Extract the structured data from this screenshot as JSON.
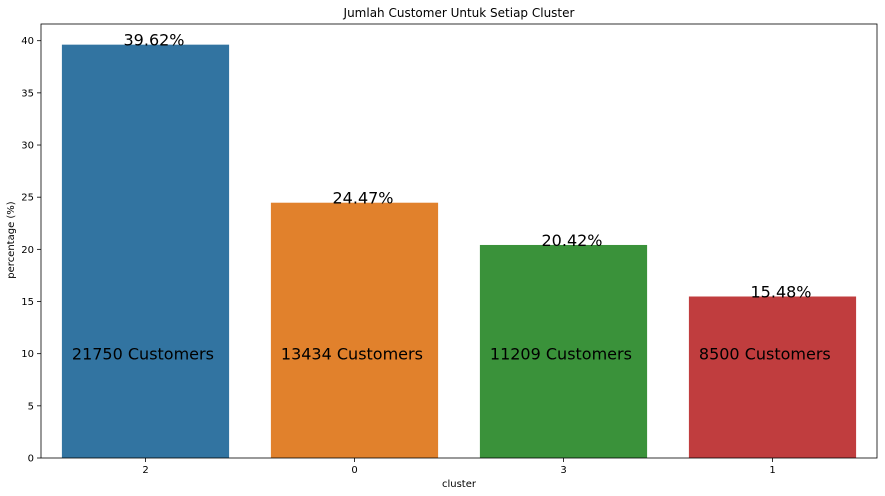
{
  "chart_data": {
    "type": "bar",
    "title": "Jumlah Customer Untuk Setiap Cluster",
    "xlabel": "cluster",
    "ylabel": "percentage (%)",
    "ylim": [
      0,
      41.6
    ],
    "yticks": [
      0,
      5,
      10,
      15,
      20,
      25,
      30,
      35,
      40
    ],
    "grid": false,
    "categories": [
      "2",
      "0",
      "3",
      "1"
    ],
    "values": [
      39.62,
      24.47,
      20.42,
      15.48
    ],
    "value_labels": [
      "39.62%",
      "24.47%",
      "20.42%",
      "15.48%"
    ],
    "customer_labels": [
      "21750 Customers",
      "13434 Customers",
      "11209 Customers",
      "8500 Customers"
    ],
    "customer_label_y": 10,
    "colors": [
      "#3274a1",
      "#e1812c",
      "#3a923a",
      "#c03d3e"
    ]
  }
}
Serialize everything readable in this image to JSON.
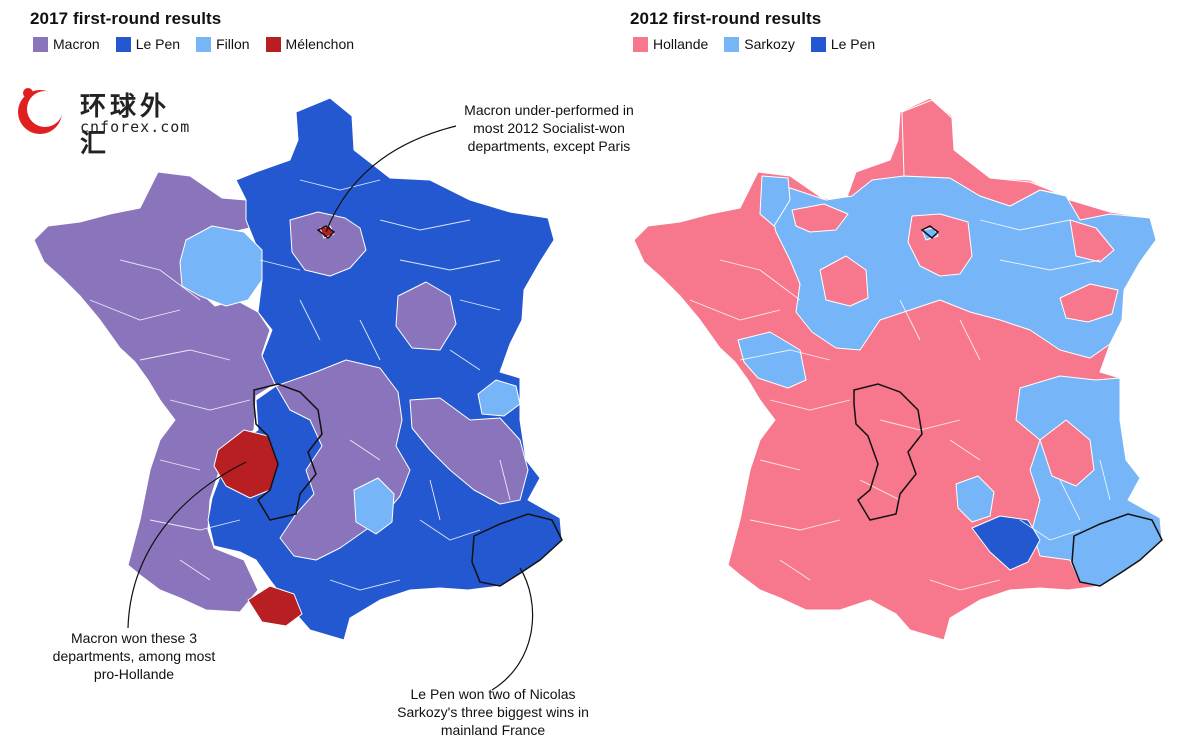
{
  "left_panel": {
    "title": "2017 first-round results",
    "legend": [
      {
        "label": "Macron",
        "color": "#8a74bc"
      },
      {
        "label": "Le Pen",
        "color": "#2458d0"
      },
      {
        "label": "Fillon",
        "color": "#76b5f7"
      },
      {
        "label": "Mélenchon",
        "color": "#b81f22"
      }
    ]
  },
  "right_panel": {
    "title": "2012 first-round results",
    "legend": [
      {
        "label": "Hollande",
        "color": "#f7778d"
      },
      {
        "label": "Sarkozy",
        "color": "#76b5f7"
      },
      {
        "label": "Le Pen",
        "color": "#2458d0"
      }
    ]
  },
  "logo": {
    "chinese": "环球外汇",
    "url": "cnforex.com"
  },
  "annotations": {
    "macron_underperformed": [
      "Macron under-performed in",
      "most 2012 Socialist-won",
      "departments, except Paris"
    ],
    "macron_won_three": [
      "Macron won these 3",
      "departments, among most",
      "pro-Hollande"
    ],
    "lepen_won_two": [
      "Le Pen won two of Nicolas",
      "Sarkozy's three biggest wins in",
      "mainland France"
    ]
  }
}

> What you will do:
Every line that holds the word "departments" should be extracted.

> Exercise result:
      "departments, except Paris"
      "departments, among most",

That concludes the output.